(Data records)
'''

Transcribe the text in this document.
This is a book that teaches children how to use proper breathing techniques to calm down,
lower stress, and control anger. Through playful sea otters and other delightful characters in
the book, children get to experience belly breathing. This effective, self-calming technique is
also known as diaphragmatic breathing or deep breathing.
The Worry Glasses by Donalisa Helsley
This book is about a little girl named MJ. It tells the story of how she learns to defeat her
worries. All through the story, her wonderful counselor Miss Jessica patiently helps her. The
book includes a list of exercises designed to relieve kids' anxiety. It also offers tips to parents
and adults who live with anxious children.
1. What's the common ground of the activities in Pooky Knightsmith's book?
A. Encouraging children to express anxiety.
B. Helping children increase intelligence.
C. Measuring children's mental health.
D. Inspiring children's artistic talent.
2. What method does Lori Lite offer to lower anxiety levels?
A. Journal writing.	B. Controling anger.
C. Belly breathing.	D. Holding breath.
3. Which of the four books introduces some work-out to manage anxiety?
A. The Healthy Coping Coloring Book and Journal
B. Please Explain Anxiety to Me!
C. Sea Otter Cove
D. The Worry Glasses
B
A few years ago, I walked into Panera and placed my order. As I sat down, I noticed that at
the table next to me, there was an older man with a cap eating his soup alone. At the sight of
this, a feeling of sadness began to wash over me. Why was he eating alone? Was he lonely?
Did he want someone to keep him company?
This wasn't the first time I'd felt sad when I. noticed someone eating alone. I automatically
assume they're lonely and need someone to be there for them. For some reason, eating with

'''
'''

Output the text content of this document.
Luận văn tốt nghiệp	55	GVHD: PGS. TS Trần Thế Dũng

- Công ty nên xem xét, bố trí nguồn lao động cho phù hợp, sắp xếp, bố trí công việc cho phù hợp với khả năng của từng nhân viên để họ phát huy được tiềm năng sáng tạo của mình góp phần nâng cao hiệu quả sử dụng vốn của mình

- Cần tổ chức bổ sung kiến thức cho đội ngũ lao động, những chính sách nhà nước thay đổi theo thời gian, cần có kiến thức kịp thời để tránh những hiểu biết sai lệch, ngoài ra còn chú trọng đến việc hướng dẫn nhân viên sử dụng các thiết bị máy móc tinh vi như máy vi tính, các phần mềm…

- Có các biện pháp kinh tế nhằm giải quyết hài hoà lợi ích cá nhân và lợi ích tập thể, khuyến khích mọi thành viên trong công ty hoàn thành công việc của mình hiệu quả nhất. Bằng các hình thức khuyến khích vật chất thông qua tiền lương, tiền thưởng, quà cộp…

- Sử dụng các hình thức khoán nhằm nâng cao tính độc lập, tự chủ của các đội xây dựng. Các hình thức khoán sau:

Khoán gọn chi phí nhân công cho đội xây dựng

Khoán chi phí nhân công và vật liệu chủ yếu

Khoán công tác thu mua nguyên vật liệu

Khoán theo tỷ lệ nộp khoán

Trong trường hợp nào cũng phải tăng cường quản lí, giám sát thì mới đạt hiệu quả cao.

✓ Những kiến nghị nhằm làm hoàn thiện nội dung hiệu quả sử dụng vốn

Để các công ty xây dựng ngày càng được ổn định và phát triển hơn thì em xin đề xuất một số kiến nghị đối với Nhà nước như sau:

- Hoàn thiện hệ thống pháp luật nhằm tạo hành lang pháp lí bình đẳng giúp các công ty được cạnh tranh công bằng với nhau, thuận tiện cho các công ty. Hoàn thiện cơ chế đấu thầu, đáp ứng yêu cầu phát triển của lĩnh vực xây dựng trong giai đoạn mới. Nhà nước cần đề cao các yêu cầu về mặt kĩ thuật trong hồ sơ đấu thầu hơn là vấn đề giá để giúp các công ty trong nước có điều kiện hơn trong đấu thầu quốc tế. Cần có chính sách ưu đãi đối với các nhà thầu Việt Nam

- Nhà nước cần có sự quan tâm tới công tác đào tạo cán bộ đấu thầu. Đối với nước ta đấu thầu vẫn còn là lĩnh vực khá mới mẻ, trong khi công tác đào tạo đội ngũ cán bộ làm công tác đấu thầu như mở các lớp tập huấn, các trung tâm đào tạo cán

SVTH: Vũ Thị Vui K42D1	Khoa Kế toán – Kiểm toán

'''

[YOUR GOAL]
Your reply is one number: how many lines of the records above contain the word "alone".

[FINISHED EXERCISE]
3